— Start of Material supplied —

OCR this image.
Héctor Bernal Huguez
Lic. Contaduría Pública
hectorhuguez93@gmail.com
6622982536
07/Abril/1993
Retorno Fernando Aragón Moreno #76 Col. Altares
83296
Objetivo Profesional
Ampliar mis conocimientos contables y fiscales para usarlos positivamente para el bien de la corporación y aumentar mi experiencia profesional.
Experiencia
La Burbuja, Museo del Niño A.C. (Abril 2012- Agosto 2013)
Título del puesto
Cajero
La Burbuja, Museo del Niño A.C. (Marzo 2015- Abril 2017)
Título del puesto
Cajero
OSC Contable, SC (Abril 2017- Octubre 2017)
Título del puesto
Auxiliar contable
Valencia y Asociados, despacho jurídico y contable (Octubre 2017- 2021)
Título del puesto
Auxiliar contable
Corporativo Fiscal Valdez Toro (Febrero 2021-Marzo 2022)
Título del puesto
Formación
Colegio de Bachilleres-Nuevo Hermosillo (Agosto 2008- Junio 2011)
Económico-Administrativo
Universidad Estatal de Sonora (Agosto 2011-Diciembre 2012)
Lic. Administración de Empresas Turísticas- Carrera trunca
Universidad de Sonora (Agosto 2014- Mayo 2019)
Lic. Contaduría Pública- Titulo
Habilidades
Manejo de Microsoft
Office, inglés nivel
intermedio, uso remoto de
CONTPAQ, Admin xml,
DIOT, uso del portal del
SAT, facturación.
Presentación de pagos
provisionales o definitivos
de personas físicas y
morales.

— End of Material supplied —

Return every line of the preceding records in which the word "Marzo" appears.

La Burbuja, Museo del Niño A.C. (Marzo 2015- Abril 2017)
Corporativo Fiscal Valdez Toro (Febrero 2021-Marzo 2022)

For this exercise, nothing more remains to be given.